◆ What needs to be done ◆
Here are some records; quote them exactly, leaving out the pictures.

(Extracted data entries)
** Start **
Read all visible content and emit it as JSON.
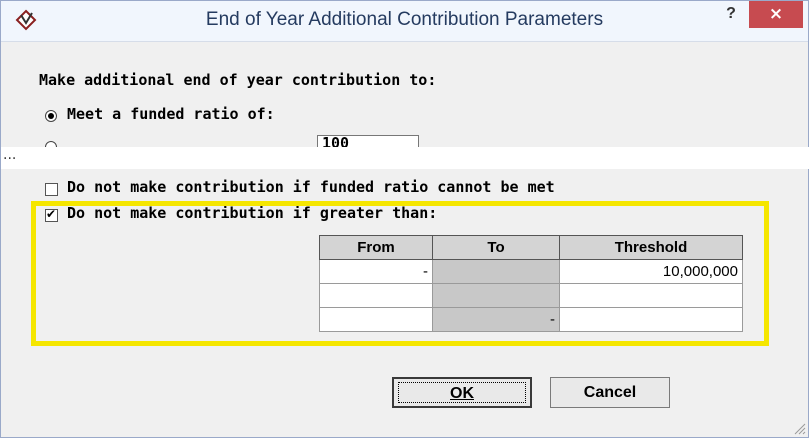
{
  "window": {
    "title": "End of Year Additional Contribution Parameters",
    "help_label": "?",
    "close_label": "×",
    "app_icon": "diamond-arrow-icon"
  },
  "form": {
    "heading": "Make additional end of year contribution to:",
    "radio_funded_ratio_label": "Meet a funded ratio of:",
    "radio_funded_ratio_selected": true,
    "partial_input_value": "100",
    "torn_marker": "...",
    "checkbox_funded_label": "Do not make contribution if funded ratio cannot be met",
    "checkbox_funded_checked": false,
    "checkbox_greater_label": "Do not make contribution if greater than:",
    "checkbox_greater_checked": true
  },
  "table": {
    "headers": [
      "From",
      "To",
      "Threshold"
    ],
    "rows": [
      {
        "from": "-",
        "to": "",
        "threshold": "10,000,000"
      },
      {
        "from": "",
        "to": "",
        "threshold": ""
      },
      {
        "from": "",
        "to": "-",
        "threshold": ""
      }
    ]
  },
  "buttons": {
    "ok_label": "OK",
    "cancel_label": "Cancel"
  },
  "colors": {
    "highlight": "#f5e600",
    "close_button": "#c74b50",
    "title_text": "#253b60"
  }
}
** End **
◆ Response for this exercise ◆
Read all visible content and emit it as JSON.
{
  "window": {
    "title": "End of Year Additional Contribution Parameters",
    "help_label": "?",
    "close_label": "×",
    "app_icon": "diamond-arrow-icon"
  },
  "form": {
    "heading": "Make additional end of year contribution to:",
    "radio_funded_ratio_label": "Meet a funded ratio of:",
    "radio_funded_ratio_selected": true,
    "partial_input_value": "100",
    "torn_marker": "...",
    "checkbox_funded_label": "Do not make contribution if funded ratio cannot be met",
    "checkbox_funded_checked": false,
    "checkbox_greater_label": "Do not make contribution if greater than:",
    "checkbox_greater_checked": true
  },
  "table": {
    "headers": [
      "From",
      "To",
      "Threshold"
    ],
    "rows": [
      {
        "from": "-",
        "to": "",
        "threshold": "10,000,000"
      },
      {
        "from": "",
        "to": "",
        "threshold": ""
      },
      {
        "from": "",
        "to": "-",
        "threshold": ""
      }
    ]
  },
  "buttons": {
    "ok_label": "OK",
    "cancel_label": "Cancel"
  },
  "colors": {
    "highlight": "#f5e600",
    "close_button": "#c74b50",
    "title_text": "#253b60"
  }
}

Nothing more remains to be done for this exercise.